TASK REQUIREMENTS: Below are some records. Pull every line that contains the word "Department".

##### INFORMATION GIVEN #####

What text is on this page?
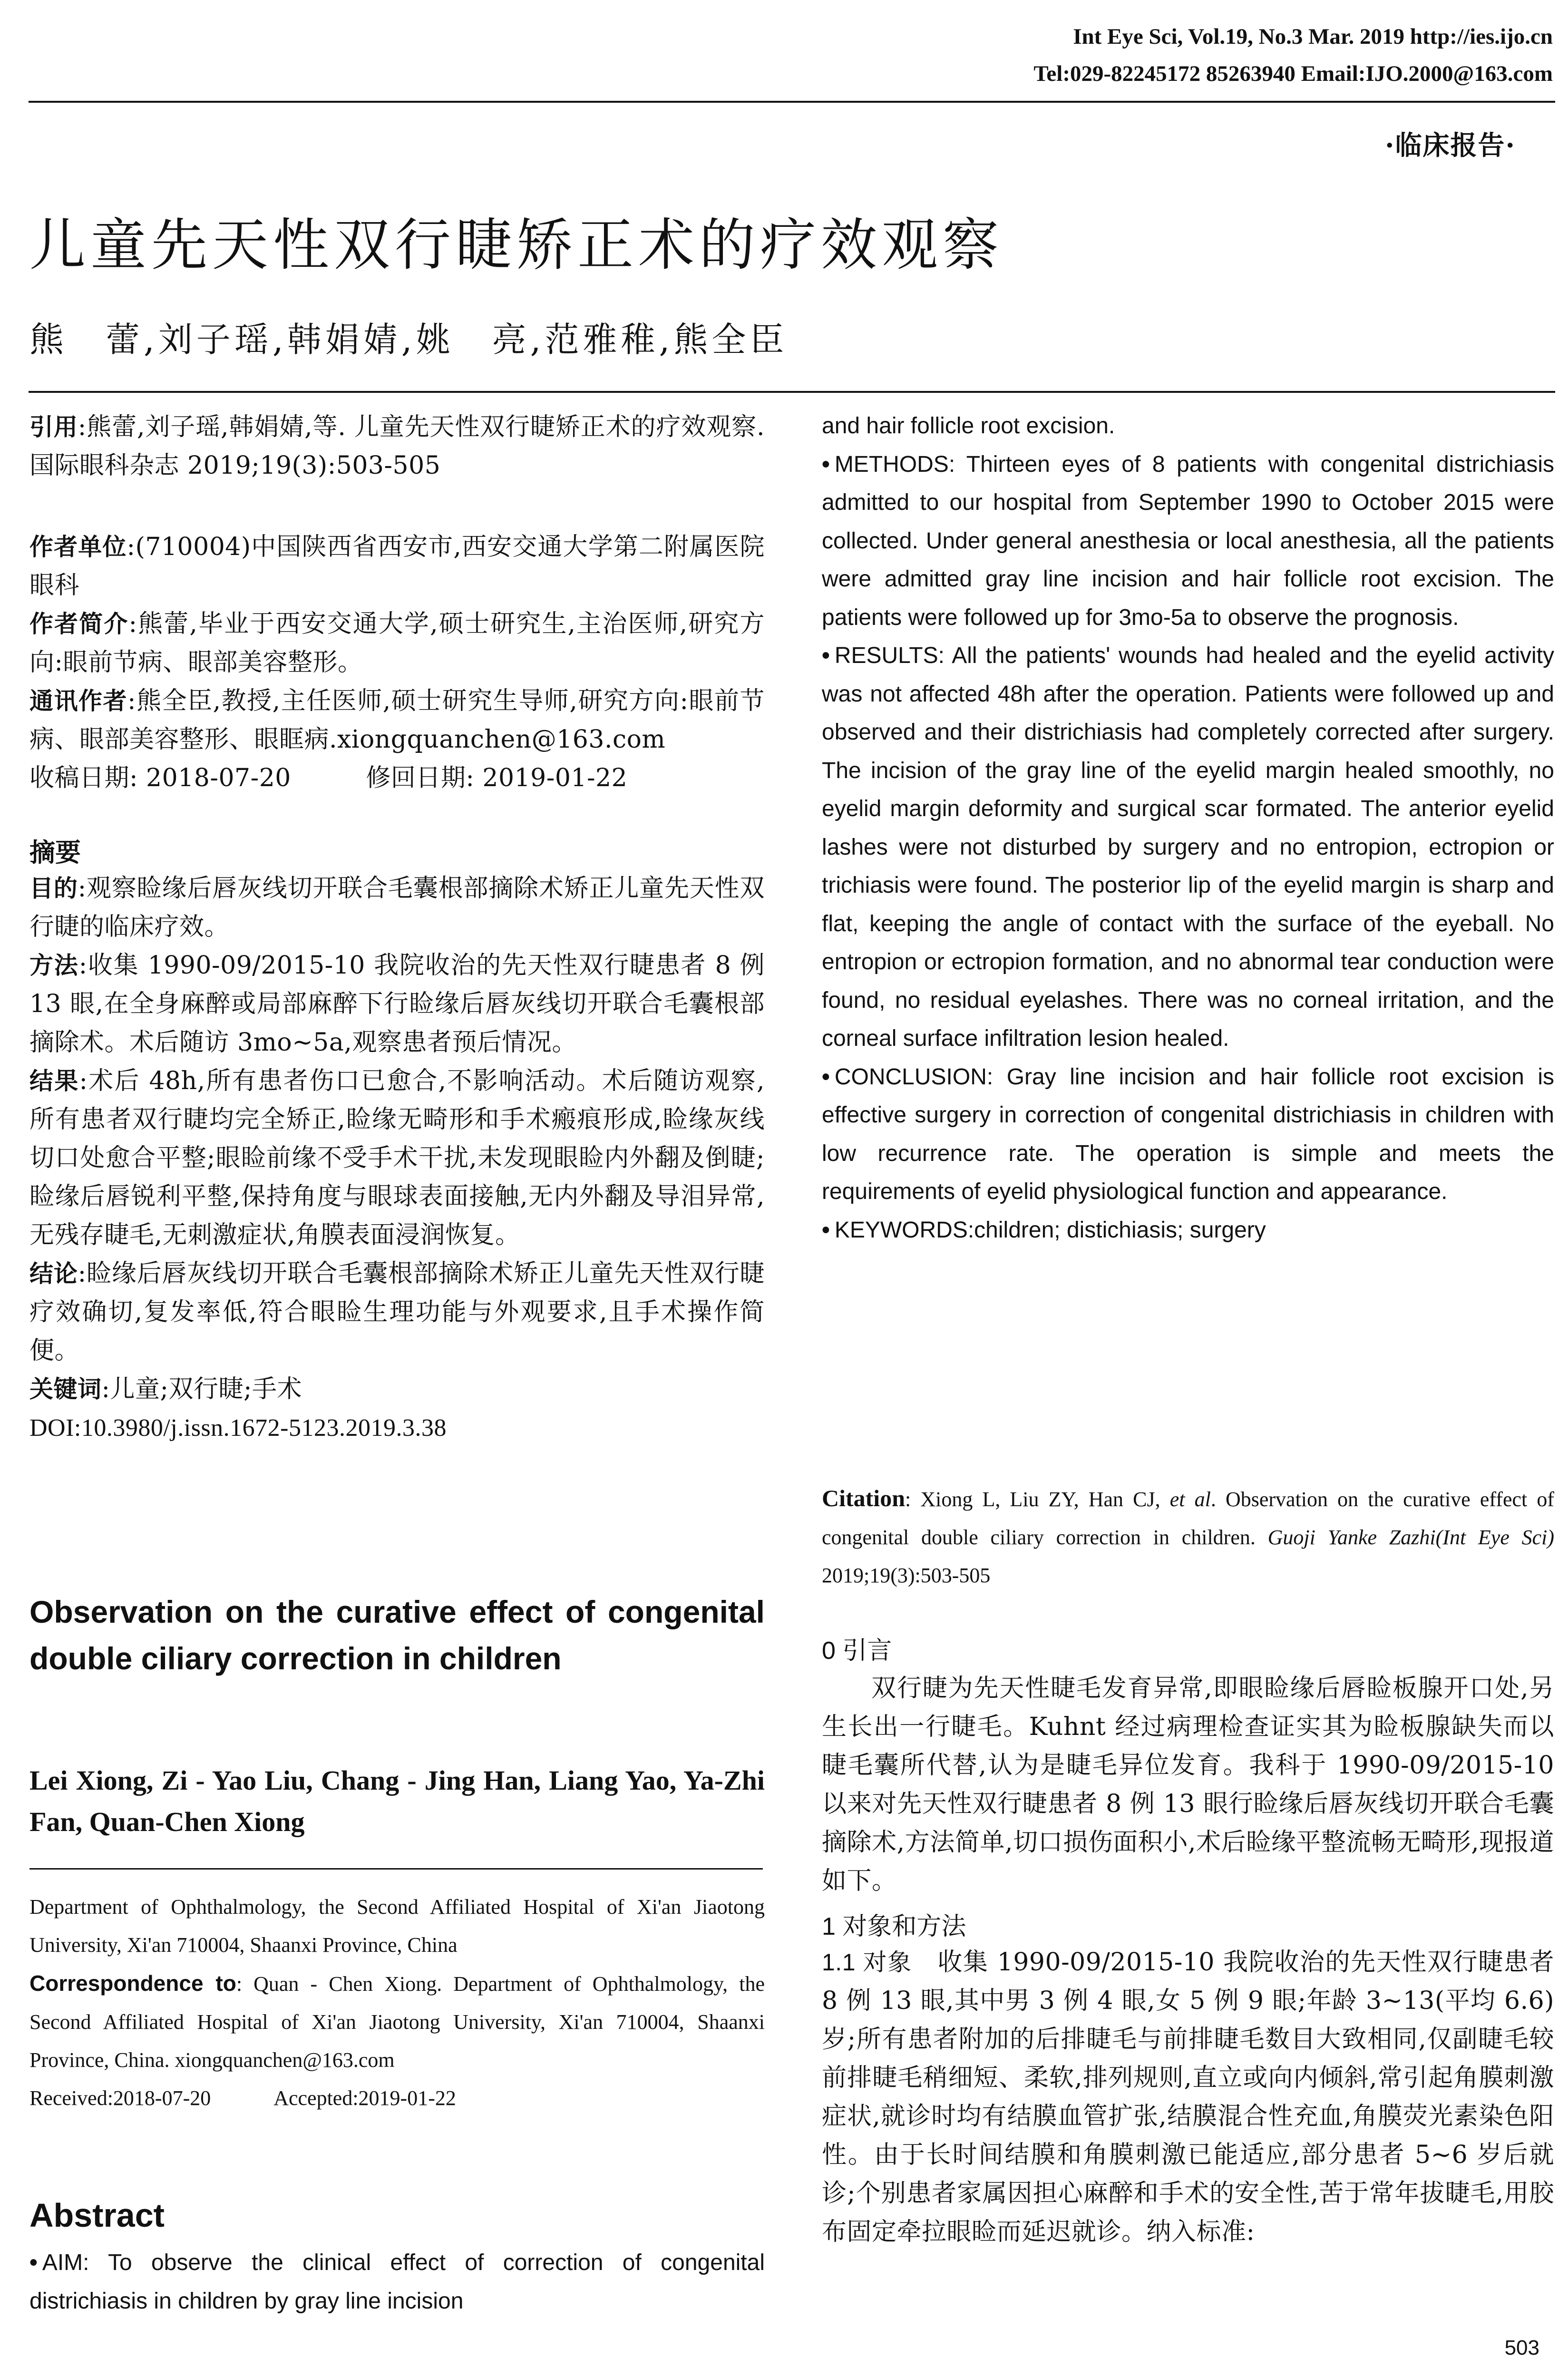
Int Eye Sci, Vol.19, No.3 Mar. 2019 http://ies.ijo.cn
Tel:029-82245172 85263940 Email:IJO.2000@163.com
·临床报告·
儿童先天性双行睫矫正术的疗效观察
熊　蕾,刘子瑶,韩娟婧,姚　亮,范雅稚,熊全臣
引用:熊蕾,刘子瑶,韩娟婧,等. 儿童先天性双行睫矫正术的疗效观察.国际眼科杂志 2019;19(3):503-505

作者单位:(710004)中国陕西省西安市,西安交通大学第二附属医院眼科

作者简介:熊蕾,毕业于西安交通大学,硕士研究生,主治医师,研究方向:眼前节病、眼部美容整形。

通讯作者:熊全臣,教授,主任医师,硕士研究生导师,研究方向:眼前节病、眼部美容整形、眼眶病.xiongquanchen@163.com

收稿日期: 2018-07-20　　　修回日期: 2019-01-22

摘要

目的:观察睑缘后唇灰线切开联合毛囊根部摘除术矫正儿童先天性双行睫的临床疗效。

方法:收集 1990-09/2015-10 我院收治的先天性双行睫患者 8 例 13 眼,在全身麻醉或局部麻醉下行睑缘后唇灰线切开联合毛囊根部摘除术。术后随访 3mo~5a,观察患者预后情况。

结果:术后 48h,所有患者伤口已愈合,不影响活动。术后随访观察,所有患者双行睫均完全矫正,睑缘无畸形和手术瘢痕形成,睑缘灰线切口处愈合平整;眼睑前缘不受手术干扰,未发现眼睑内外翻及倒睫;睑缘后唇锐利平整,保持角度与眼球表面接触,无内外翻及导泪异常,无残存睫毛,无刺激症状,角膜表面浸润恢复。

结论:睑缘后唇灰线切开联合毛囊根部摘除术矫正儿童先天性双行睫疗效确切,复发率低,符合眼睑生理功能与外观要求,且手术操作简便。

关键词:儿童;双行睫;手术

DOI:10.3980/j.issn.1672-5123.2019.3.38

Observation on the curative effect of congenital double ciliary correction in children
Lei Xiong, Zi - Yao Liu, Chang - Jing Han, Liang Yao, Ya-Zhi Fan, Quan-Chen Xiong

Department of Ophthalmology, the Second Affiliated Hospital of Xi'an Jiaotong University, Xi'an 710004, Shaanxi Province, China

Correspondence to: Quan - Chen Xiong. Department of Ophthalmology, the Second Affiliated Hospital of Xi'an Jiaotong University, Xi'an 710004, Shaanxi Province, China. xiongquanchen@163.com

Received:2018-07-20　　　Accepted:2019-01-22

Abstract

• AIM: To observe the clinical effect of correction of congenital districhiasis in children by gray line incision

and hair follicle root excision.

• METHODS: Thirteen eyes of 8 patients with congenital districhiasis admitted to our hospital from September 1990 to October 2015 were collected. Under general anesthesia or local anesthesia, all the patients were admitted gray line incision and hair follicle root excision. The patients were followed up for 3mo-5a to observe the prognosis.

• RESULTS: All the patients' wounds had healed and the eyelid activity was not affected 48h after the operation. Patients were followed up and observed and their districhiasis had completely corrected after surgery. The incision of the gray line of the eyelid margin healed smoothly, no eyelid margin deformity and surgical scar formated. The anterior eyelid lashes were not disturbed by surgery and no entropion, ectropion or trichiasis were found. The posterior lip of the eyelid margin is sharp and flat, keeping the angle of contact with the surface of the eyeball. No entropion or ectropion formation, and no abnormal tear conduction were found, no residual eyelashes. There was no corneal irritation, and the corneal surface infiltration lesion healed.

• CONCLUSION: Gray line incision and hair follicle root excision is effective surgery in correction of congenital districhiasis in children with low recurrence rate. The operation is simple and meets the requirements of eyelid physiological function and appearance.

• KEYWORDS:children; distichiasis; surgery

Citation: Xiong L, Liu ZY, Han CJ, et al. Observation on the curative effect of congenital double ciliary correction in children. Guoji Yanke Zazhi(Int Eye Sci) 2019;19(3):503-505
0 引言
双行睫为先天性睫毛发育异常,即眼睑缘后唇睑板腺开口处,另生长出一行睫毛。Kuhnt 经过病理检查证实其为睑板腺缺失而以睫毛囊所代替,认为是睫毛异位发育。我科于 1990-09/2015-10 以来对先天性双行睫患者 8 例 13 眼行睑缘后唇灰线切开联合毛囊摘除术,方法简单,切口损伤面积小,术后睑缘平整流畅无畸形,现报道如下。
1 对象和方法
1.1 对象　收集 1990-09/2015-10 我院收治的先天性双行睫患者 8 例 13 眼,其中男 3 例 4 眼,女 5 例 9 眼;年龄 3~13(平均 6.6)岁;所有患者附加的后排睫毛与前排睫毛数目大致相同,仅副睫毛较前排睫毛稍细短、柔软,排列规则,直立或向内倾斜,常引起角膜刺激症状,就诊时均有结膜血管扩张,结膜混合性充血,角膜荧光素染色阳性。由于长时间结膜和角膜刺激已能适应,部分患者 5~6 岁后就诊;个别患者家属因担心麻醉和手术的安全性,苦于常年拔睫毛,用胶布固定牵拉眼睑而延迟就诊。纳入标准:
503
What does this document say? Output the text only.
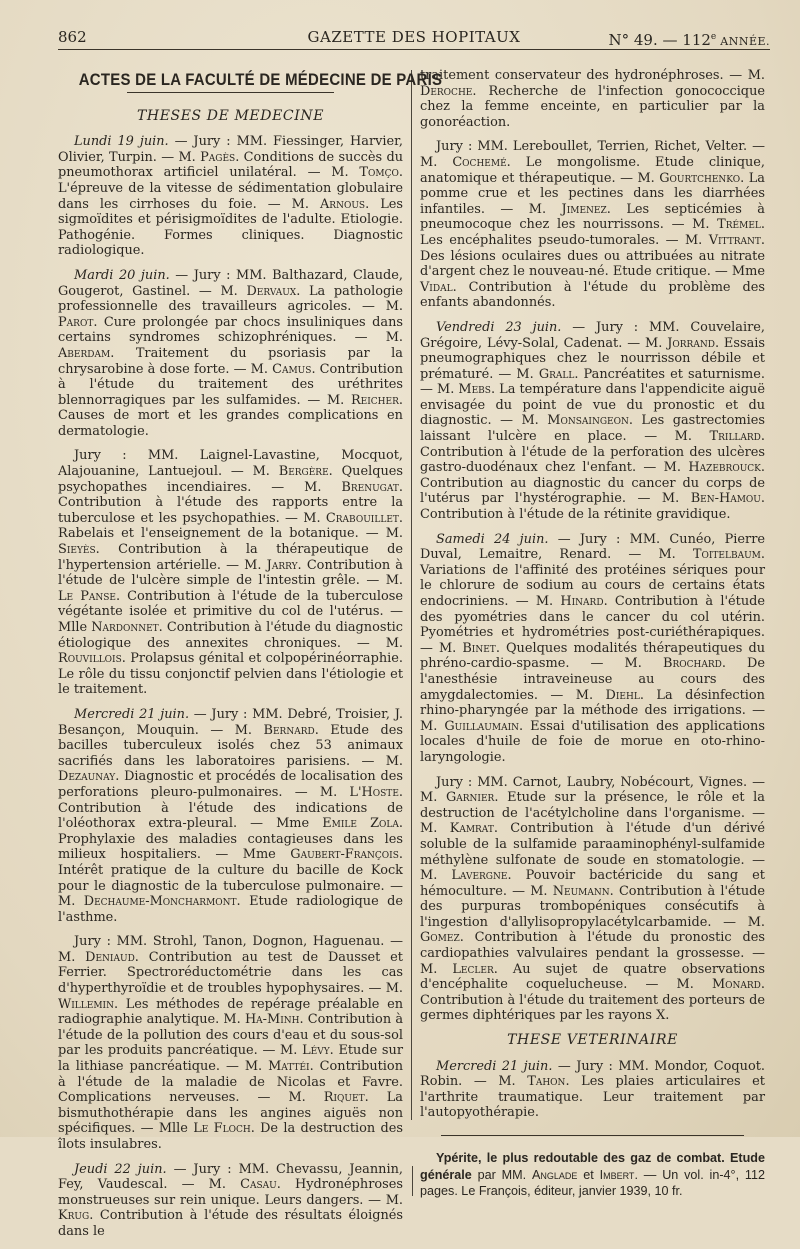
862	GAZETTE DES HOPITAUX	N° 49. — 112e ANNÉE.
ACTES DE LA FACULTÉ DE MÉDECINE DE PARIS
THESES DE MEDECINE

Lundi 19 juin. — Jury : MM. Fiessinger, Harvier, Olivier, Turpin. — M. Pagès. Conditions de succès du pneumothorax artificiel unilatéral. — M. Tomço. L'épreuve de la vitesse de sédimentation globulaire dans les cirrhoses du foie. — M. Arnous. Les sigmoïdites et périsigmoïdites de l'adulte. Etiologie. Pathogénie. Formes cliniques. Diagnostic radiologique.

Mardi 20 juin. — Jury : MM. Balthazard, Claude, Gougerot, Gastinel. — M. Dervaux. La pathologie professionnelle des travailleurs agricoles. — M. Parot. Cure prolongée par chocs insuliniques dans certains syndromes schizophréniques. — M. Aberdam. Traitement du psoriasis par la chrysarobine à dose forte. — M. Camus. Contribution à l'étude du traitement des uréthrites blennorragiques par les sulfamides. — M. Reicher. Causes de mort et les grandes complications en dermatologie.

Jury : MM. Laignel-Lavastine, Mocquot, Alajouanine, Lantuejoul. — M. Bergère. Quelques psychopathes incendiaires. — M. Brenugat. Contribution à l'étude des rapports entre la tuberculose et les psychopathies. — M. Crabouillet. Rabelais et l'enseignement de la botanique. — M. Sieyès. Contribution à la thérapeutique de l'hypertension artérielle. — M. Jarry. Contribution à l'étude de l'ulcère simple de l'intestin grêle. — M. Le Panse. Contribution à l'étude de la tuberculose végétante isolée et primitive du col de l'utérus. — Mlle Nardonnet. Contribution à l'étude du diagnostic étiologique des annexites chroniques. — M. Rouvillois. Prolapsus génital et colpopérinéorraphie. Le rôle du tissu conjonctif pelvien dans l'étiologie et le traitement.

Mercredi 21 juin. — Jury : MM. Debré, Troisier, J. Besançon, Mouquin. — M. Bernard. Etude des bacilles tuberculeux isolés chez 53 animaux sacrifiés dans les laboratoires parisiens. — M. Dezaunay. Diagnostic et procédés de localisation des perforations pleuro-pulmonaires. — M. L'Hoste. Contribution à l'étude des indications de l'oléothorax extra-pleural. — Mme Emile Zola. Prophylaxie des maladies contagieuses dans les milieux hospitaliers. — Mme Gaubert-François. Intérêt pratique de la culture du bacille de Kock pour le diagnostic de la tuberculose pulmonaire. — M. Dechaume-Moncharmont. Etude radiologique de l'asthme.

Jury : MM. Strohl, Tanon, Dognon, Haguenau. — M. Deniaud. Contribution au test de Dausset et Ferrier. Spectroréductométrie dans les cas d'hyperthyroïdie et de troubles hypophysaires. — M. Willemin. Les méthodes de repérage préalable en radiographie analytique. M. Ha-Minh. Contribution à l'étude de la pollution des cours d'eau et du sous-sol par les produits pancréatique. — M. Lévy. Etude sur la lithiase pancréatique. — M. Mattéi. Contribution à l'étude de la maladie de Nicolas et Favre. Complications nerveuses. — M. Riquet. La bismuthothérapie dans les angines aiguës non spécifiques. — Mlle Le Floch. De la destruction des îlots insulabres.

Jeudi 22 juin. — Jury : MM. Chevassu, Jeannin, Fey, Vaudescal. — M. Casau. Hydronéphroses monstrueuses sur rein unique. Leurs dangers. — M. Krug. Contribution à l'étude des résultats éloignés dans le

traitement conservateur des hydronéphroses. — M. Deroche. Recherche de l'infection gonococcique chez la femme enceinte, en particulier par la gonoréaction.

Jury : MM. Lereboullet, Terrien, Richet, Velter. — M. Cochemé. Le mongolisme. Etude clinique, anatomique et thérapeutique. — M. Gourtchenko. La pomme crue et les pectines dans les diarrhées infantiles. — M. Jimenez. Les septicémies à pneumocoque chez les nourrissons. — M. Trémel. Les encéphalites pseudo-tumorales. — M. Vittrant. Des lésions oculaires dues ou attribuées au nitrate d'argent chez le nouveau-né. Etude critique. — Mme Vidal. Contribution à l'étude du problème des enfants abandonnés.

Vendredi 23 juin. — Jury : MM. Couvelaire, Grégoire, Lévy-Solal, Cadenat. — M. Jorrand. Essais pneumographiques chez le nourrisson débile et prématuré. — M. Grall. Pancréatites et saturnisme. — M. Mebs. La température dans l'appendicite aiguë envisagée du point de vue du pronostic et du diagnostic. — M. Monsaingeon. Les gastrectomies laissant l'ulcère en place. — M. Trillard. Contribution à l'étude de la perforation des ulcères gastro-duodénaux chez l'enfant. — M. Hazebrouck. Contribution au diagnostic du cancer du corps de l'utérus par l'hystérographie. — M. Ben-Hamou. Contribution à l'étude de la rétinite gravidique.

Samedi 24 juin. — Jury : MM. Cunéo, Pierre Duval, Lemaitre, Renard. — M. Toitelbaum. Variations de l'affinité des protéines sériques pour le chlorure de sodium au cours de certains états endocriniens. — M. Hinard. Contribution à l'étude des pyométries dans le cancer du col utérin. Pyométries et hydrométries post-curiéthérapiques. — M. Binet. Quelques modalités thérapeutiques du phréno-cardio-spasme. — M. Brochard. De l'anesthésie intraveineuse au cours des amygdalectomies. — M. Diehl. La désinfection rhino-pharyngée par la méthode des irrigations. — M. Guillaumain. Essai d'utilisation des applications locales d'huile de foie de morue en oto-rhino-laryngologie.

Jury : MM. Carnot, Laubry, Nobécourt, Vignes. — M. Garnier. Etude sur la présence, le rôle et la destruction de l'acétylcholine dans l'organisme. — M. Kamrat. Contribution à l'étude d'un dérivé soluble de la sulfamide paraaminophényl-sulfamide méthylène sulfonate de soude en stomatologie. — M. Lavergne. Pouvoir bactéricide du sang et hémoculture. — M. Neumann. Contribution à l'étude des purpuras trombopéniques consécutifs à l'ingestion d'allylisopropylacétylcarbamide. — M. Gomez. Contribution à l'étude du pronostic des cardiopathies valvulaires pendant la grossesse. — M. Lecler. Au sujet de quatre observations d'encéphalite coquelucheuse. — M. Monard. Contribution à l'étude du traitement des porteurs de germes diphtériques par les rayons X.

THESE VETERINAIRE

Mercredi 21 juin. — Jury : MM. Mondor, Coquot. Robin. — M. Tahon. Les plaies articulaires et l'arthrite traumatique. Leur traitement par l'autopyothérapie.

Ypérite, le plus redoutable des gaz de combat. Etude générale par MM. Anglade et Imbert. — Un vol. in-4°, 112 pages. Le François, éditeur, janvier 1939, 10 fr.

#####

EXERCISE SOLUTION:
Department of Ophthalmology, the Second Affiliated Hospital of Xi'an Jiaotong University, Xi'an 710004, Shaanxi Province, China
Correspondence to: Quan - Chen Xiong. Department of Ophthalmology, the Second Affiliated Hospital of Xi'an Jiaotong University, Xi'an 710004, Shaanxi Province, China. xiongquanchen@163.com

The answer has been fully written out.